WHAT THE TASK REQUIRES: Output the records exactly. Include every line.

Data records
============
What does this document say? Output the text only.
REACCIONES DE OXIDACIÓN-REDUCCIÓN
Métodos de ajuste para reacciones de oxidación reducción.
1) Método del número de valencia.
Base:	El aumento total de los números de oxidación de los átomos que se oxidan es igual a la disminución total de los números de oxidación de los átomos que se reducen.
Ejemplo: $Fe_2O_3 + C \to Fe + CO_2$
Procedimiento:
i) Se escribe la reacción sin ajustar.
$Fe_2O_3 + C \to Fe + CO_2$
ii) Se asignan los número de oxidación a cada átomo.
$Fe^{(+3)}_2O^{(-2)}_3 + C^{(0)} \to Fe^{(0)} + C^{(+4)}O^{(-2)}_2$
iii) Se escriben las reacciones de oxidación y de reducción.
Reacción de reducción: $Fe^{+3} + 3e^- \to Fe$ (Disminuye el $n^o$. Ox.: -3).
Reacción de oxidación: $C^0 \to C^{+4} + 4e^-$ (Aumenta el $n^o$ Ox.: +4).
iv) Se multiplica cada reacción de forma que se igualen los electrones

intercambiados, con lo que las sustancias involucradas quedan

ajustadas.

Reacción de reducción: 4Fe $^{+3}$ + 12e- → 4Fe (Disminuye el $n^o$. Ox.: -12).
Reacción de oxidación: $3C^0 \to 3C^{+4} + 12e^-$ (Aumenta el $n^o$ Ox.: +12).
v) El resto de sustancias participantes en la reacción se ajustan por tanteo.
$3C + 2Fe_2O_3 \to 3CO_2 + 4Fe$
============
RESULT FOR THIS EXERCISE:
What does this document say? Output the text only.
REACCIONES DE OXIDACIÓN-REDUCCIÓN
Métodos de ajuste para reacciones de oxidación reducción.
1) Método del número de valencia.
Base:	El aumento total de los números de oxidación de los átomos que se oxidan es igual a la disminución total de los números de oxidación de los átomos que se reducen.
Ejemplo: $Fe_2O_3 + C \to Fe + CO_2$
Procedimiento:
i) Se escribe la reacción sin ajustar.
$Fe_2O_3 + C \to Fe + CO_2$
ii) Se asignan los número de oxidación a cada átomo.
$Fe^{(+3)}_2O^{(-2)}_3 + C^{(0)} \to Fe^{(0)} + C^{(+4)}O^{(-2)}_2$
iii) Se escriben las reacciones de oxidación y de reducción.
Reacción de reducción: $Fe^{+3} + 3e^- \to Fe$ (Disminuye el $n^o$. Ox.: -3).
Reacción de oxidación: $C^0 \to C^{+4} + 4e^-$ (Aumenta el $n^o$ Ox.: +4).
iv) Se multiplica cada reacción de forma que se igualen los electrones

intercambiados, con lo que las sustancias involucradas quedan

ajustadas.

Reacción de reducción: 4Fe $^{+3}$ + 12e- → 4Fe (Disminuye el $n^o$. Ox.: -12).
Reacción de oxidación: $3C^0 \to 3C^{+4} + 12e^-$ (Aumenta el $n^o$ Ox.: +12).
v) El resto de sustancias participantes en la reacción se ajustan por tanteo.
$3C + 2Fe_2O_3 \to 3CO_2 + 4Fe$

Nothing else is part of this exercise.